• **Stated exercise**: Extract each line bearing the word "from".

• **Record extracts**:
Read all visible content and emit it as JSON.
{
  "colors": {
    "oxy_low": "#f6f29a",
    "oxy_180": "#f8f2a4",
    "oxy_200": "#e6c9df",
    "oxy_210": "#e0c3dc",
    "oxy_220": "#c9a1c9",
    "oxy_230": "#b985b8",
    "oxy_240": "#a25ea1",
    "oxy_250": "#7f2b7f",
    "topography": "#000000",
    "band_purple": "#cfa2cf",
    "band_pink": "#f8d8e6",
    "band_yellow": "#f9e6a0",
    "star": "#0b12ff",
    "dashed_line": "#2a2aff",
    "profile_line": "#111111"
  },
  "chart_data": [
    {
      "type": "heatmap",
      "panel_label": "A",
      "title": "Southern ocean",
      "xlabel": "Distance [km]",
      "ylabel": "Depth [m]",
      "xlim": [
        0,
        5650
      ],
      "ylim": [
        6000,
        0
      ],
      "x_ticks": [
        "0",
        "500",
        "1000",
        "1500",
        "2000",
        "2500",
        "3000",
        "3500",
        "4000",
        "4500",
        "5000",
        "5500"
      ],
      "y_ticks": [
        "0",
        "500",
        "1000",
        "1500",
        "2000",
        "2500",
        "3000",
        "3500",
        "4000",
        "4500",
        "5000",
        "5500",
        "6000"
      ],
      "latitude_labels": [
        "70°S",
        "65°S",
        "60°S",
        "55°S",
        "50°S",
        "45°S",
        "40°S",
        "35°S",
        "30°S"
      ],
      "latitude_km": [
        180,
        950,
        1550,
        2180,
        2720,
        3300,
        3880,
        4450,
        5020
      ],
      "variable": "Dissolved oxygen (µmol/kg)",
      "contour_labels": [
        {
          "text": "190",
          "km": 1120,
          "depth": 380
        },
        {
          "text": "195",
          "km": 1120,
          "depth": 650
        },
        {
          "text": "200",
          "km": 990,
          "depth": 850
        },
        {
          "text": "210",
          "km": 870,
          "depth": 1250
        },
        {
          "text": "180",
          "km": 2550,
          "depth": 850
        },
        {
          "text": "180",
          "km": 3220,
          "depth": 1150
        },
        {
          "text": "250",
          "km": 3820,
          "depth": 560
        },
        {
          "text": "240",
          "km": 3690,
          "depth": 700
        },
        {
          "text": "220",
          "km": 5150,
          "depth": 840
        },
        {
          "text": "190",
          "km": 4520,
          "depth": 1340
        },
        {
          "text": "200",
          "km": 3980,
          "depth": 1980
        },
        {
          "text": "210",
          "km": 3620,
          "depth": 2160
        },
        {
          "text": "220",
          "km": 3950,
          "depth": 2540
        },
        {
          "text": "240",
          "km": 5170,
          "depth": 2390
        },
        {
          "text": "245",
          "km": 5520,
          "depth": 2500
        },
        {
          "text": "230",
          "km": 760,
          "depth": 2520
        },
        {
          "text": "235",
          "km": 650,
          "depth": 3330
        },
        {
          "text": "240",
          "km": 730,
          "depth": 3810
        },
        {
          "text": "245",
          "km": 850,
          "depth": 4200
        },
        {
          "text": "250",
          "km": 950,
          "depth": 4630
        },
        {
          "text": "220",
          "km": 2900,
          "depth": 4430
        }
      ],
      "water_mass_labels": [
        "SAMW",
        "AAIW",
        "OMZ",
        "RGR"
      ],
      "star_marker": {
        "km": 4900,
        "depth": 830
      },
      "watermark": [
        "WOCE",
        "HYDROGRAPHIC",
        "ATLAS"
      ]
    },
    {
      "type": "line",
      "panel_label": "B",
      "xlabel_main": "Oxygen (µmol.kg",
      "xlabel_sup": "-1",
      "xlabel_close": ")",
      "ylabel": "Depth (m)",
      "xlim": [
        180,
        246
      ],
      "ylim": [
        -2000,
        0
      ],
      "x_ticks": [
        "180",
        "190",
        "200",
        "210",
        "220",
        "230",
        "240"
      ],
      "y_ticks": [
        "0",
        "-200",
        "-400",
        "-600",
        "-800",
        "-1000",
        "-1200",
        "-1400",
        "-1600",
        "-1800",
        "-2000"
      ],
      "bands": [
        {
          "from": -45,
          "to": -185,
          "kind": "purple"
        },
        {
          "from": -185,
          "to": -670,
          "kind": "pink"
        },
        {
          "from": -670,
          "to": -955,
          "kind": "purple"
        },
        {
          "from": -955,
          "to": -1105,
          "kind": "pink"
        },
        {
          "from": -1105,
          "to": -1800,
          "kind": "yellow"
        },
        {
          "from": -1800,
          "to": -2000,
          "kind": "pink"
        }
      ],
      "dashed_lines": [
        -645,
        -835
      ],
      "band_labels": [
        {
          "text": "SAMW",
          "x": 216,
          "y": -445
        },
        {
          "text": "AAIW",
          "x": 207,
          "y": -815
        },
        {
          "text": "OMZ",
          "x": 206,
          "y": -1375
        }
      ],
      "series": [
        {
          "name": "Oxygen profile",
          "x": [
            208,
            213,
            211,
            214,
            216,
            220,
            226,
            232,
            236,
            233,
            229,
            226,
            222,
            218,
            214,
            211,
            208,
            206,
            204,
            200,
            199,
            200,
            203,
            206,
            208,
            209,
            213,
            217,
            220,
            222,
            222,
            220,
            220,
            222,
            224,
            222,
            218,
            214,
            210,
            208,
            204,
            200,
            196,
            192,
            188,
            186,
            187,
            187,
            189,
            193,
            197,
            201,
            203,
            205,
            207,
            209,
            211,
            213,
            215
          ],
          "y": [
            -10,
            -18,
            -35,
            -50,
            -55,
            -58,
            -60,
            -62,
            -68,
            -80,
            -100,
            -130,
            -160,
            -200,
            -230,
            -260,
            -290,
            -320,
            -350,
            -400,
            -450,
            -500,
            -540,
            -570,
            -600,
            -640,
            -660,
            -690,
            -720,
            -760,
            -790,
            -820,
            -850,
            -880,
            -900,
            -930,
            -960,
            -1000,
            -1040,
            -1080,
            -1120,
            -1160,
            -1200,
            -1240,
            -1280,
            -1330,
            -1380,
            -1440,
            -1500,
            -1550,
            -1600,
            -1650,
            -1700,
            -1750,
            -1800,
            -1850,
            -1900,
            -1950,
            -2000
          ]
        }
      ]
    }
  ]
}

• **Completed task**:
          "from": -45,
          "from": -185,
          "from": -670,
          "from": -955,
          "from": -1105,
          "from": -1800,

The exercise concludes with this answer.